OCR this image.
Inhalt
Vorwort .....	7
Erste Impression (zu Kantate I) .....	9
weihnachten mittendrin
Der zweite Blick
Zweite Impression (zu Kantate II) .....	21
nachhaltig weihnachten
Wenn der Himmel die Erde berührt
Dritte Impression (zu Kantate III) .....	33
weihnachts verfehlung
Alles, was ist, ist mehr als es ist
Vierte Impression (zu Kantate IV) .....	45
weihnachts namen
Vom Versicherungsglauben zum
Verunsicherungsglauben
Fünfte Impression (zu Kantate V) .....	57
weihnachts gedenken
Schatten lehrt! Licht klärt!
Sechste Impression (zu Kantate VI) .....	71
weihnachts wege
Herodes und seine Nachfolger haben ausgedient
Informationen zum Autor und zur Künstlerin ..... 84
•••••
What is asked: Your task is to quote all of the data word for word.

Complete answer:
OCR this image.
Inhalt
Vorwort .....	7
Erste Impression (zu Kantate I) .....	9
weihnachten mittendrin
Der zweite Blick
Zweite Impression (zu Kantate II) .....	21
nachhaltig weihnachten
Wenn der Himmel die Erde berührt
Dritte Impression (zu Kantate III) .....	33
weihnachts verfehlung
Alles, was ist, ist mehr als es ist
Vierte Impression (zu Kantate IV) .....	45
weihnachts namen
Vom Versicherungsglauben zum
Verunsicherungsglauben
Fünfte Impression (zu Kantate V) .....	57
weihnachts gedenken
Schatten lehrt! Licht klärt!
Sechste Impression (zu Kantate VI) .....	71
weihnachts wege
Herodes und seine Nachfolger haben ausgedient
Informationen zum Autor und zur Künstlerin ..... 84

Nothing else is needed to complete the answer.